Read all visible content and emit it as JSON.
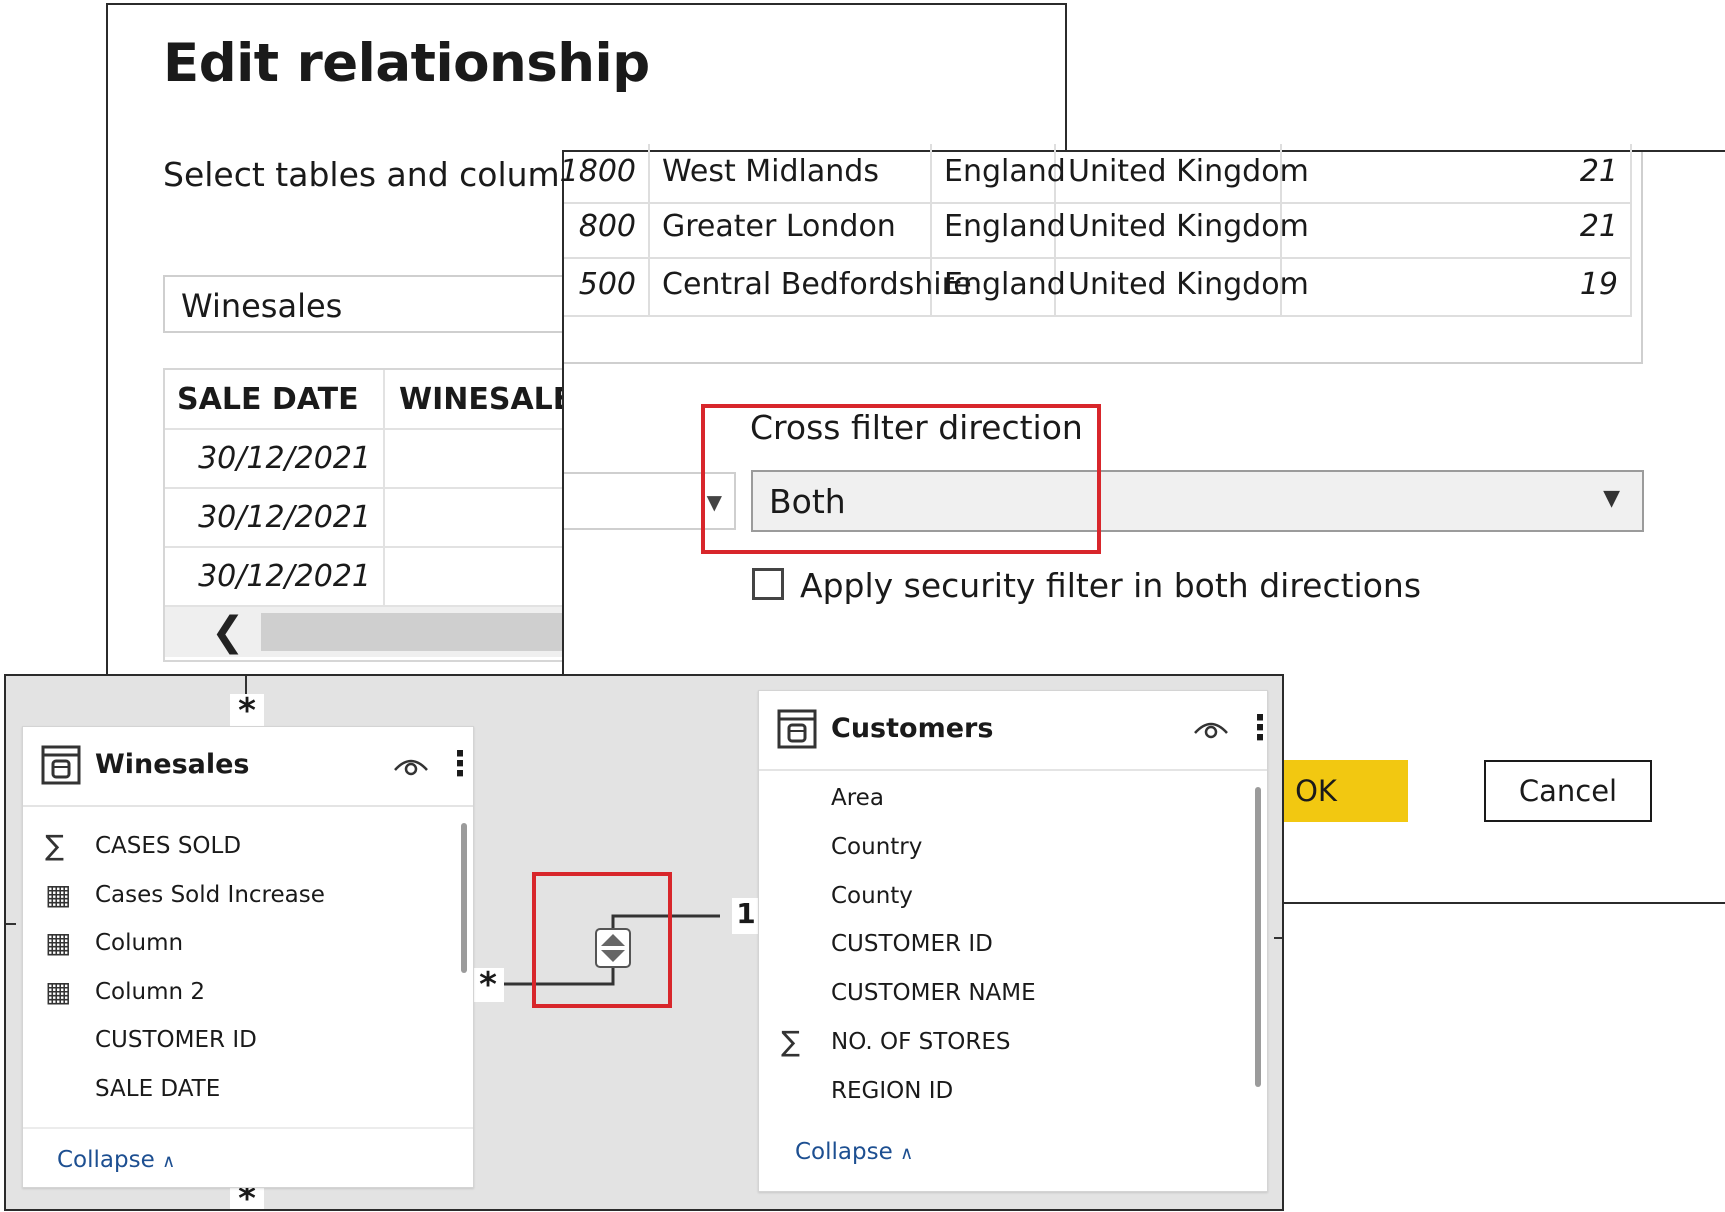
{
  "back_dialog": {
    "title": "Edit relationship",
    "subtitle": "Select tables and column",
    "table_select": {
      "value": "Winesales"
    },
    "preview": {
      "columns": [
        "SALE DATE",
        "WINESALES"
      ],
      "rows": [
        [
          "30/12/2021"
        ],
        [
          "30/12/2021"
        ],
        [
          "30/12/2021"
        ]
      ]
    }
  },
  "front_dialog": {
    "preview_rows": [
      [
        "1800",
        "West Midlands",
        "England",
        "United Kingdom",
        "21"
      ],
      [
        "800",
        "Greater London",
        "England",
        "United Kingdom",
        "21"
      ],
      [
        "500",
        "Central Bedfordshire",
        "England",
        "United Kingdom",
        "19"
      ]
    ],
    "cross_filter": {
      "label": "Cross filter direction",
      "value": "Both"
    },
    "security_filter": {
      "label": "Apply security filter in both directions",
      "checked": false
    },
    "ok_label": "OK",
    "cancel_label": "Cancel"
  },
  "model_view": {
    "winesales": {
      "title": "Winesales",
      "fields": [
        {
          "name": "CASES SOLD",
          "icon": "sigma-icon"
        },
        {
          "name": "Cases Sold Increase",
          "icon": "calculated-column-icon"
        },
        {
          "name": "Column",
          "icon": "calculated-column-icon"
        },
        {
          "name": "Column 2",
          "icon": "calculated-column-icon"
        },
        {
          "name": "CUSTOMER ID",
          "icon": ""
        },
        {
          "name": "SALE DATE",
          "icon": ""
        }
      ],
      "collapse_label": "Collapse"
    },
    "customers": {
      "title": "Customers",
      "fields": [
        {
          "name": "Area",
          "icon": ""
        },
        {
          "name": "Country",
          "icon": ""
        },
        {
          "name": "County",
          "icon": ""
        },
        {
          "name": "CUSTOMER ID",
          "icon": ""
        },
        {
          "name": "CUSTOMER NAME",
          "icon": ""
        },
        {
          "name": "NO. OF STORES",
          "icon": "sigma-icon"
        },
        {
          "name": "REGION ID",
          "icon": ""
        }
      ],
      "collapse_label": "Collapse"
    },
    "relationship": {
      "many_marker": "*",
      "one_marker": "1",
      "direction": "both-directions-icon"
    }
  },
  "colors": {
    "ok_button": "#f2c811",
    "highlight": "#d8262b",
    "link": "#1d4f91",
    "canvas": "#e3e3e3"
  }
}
▬▬▬▬▬▬▬▬▬▬
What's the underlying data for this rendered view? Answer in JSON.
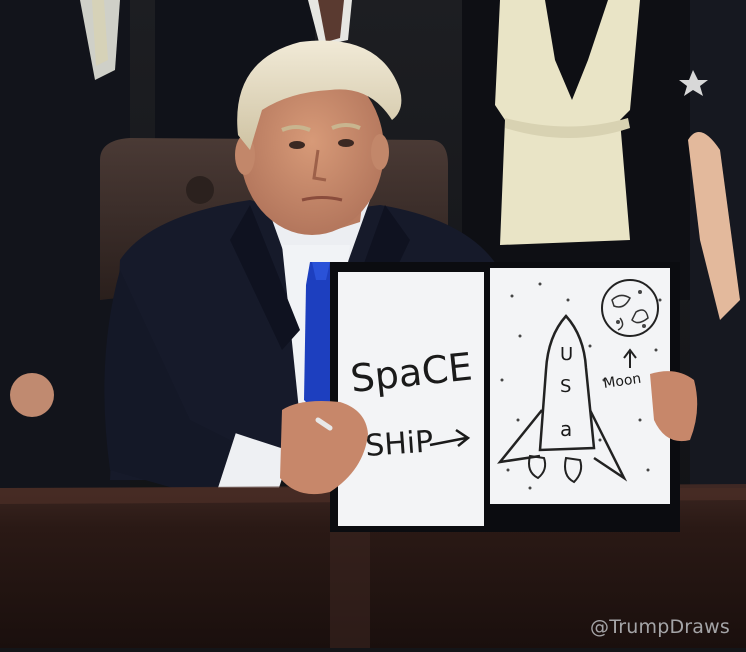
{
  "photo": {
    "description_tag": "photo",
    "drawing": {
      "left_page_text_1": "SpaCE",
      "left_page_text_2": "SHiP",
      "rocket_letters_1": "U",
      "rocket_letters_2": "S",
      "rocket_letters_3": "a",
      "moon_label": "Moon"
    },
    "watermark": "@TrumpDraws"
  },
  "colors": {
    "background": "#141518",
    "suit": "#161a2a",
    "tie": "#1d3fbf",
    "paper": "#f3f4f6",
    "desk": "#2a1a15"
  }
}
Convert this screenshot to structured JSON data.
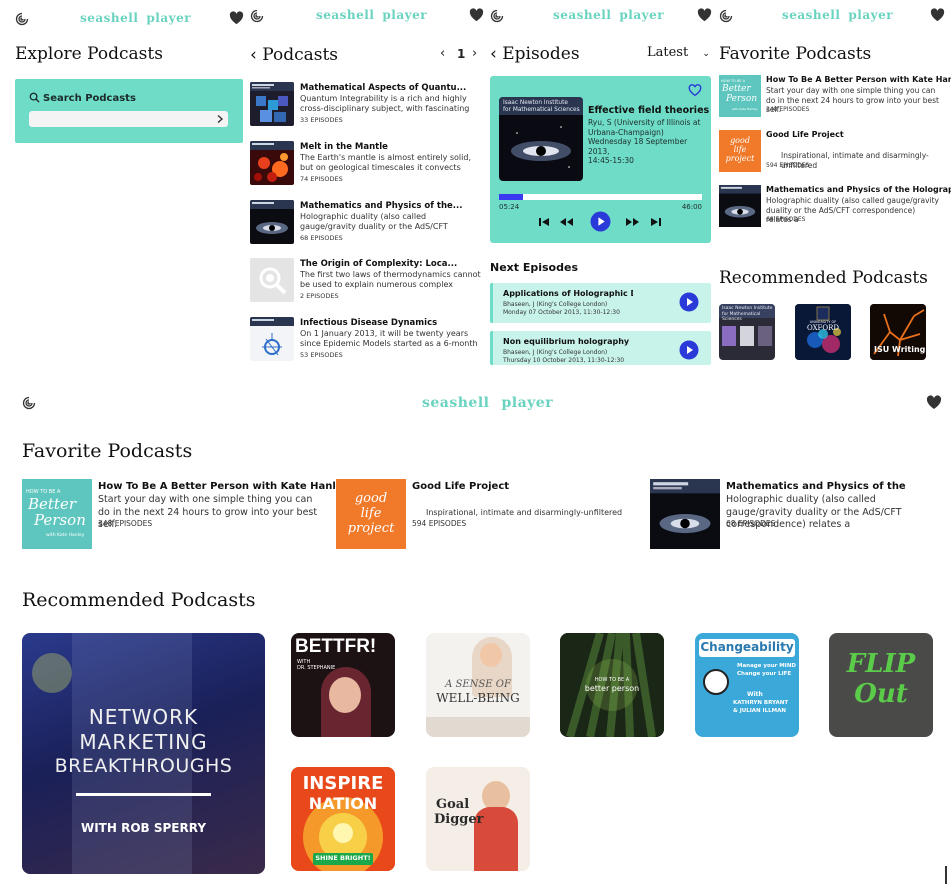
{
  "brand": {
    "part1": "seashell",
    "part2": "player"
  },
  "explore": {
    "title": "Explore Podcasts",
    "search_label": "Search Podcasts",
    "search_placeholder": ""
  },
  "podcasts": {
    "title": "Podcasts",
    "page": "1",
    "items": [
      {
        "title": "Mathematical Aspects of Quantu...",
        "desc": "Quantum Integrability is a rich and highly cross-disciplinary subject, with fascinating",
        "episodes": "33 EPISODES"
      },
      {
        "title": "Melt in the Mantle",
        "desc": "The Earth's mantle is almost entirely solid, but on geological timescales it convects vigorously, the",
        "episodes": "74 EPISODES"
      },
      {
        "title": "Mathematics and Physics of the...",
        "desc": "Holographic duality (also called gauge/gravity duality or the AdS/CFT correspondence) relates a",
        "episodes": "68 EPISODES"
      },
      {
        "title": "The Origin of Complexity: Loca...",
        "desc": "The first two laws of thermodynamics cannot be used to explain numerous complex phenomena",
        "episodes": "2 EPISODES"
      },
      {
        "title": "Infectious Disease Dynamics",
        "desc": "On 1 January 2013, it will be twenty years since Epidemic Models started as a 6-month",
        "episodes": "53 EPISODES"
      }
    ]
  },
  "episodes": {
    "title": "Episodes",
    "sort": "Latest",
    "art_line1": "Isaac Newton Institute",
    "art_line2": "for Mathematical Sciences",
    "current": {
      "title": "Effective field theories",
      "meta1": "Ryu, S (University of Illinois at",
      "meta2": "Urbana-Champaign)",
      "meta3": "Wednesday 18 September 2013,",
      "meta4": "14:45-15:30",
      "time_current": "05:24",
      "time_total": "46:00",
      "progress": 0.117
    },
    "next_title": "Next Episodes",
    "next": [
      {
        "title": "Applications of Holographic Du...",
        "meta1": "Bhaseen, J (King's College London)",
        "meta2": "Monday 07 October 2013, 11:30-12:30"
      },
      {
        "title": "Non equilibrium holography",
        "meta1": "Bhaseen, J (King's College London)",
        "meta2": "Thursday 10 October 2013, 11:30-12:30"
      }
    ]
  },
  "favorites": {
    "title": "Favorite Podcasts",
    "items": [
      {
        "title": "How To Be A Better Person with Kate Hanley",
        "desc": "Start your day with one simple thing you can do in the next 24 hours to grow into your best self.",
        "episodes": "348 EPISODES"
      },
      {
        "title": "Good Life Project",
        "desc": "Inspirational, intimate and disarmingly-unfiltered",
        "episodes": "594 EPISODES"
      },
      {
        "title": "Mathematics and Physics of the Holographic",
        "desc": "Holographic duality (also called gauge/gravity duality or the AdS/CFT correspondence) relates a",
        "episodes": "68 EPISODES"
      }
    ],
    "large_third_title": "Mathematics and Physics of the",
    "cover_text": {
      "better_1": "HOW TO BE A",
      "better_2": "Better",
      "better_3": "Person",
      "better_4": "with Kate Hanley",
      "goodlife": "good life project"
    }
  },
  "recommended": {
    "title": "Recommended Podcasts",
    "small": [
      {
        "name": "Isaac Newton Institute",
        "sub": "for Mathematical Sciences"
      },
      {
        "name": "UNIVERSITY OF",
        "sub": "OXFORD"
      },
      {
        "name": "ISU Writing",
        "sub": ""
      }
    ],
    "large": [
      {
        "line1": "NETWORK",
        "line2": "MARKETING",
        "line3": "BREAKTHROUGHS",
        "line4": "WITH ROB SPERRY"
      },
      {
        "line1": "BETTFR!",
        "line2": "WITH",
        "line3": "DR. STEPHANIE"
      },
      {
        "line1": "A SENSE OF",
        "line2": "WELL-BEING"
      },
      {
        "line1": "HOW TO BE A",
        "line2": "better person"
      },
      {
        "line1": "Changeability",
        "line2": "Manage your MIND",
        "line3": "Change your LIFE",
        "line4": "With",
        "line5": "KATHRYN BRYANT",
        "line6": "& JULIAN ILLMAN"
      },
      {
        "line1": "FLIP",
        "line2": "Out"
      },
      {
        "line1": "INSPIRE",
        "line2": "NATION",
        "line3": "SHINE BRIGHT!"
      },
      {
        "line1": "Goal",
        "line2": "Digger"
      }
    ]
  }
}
▬▬▬▬▬▬▬▬▬▬
Check each line above for the string "Isaac" and report how many lines have it, giving only the number.

2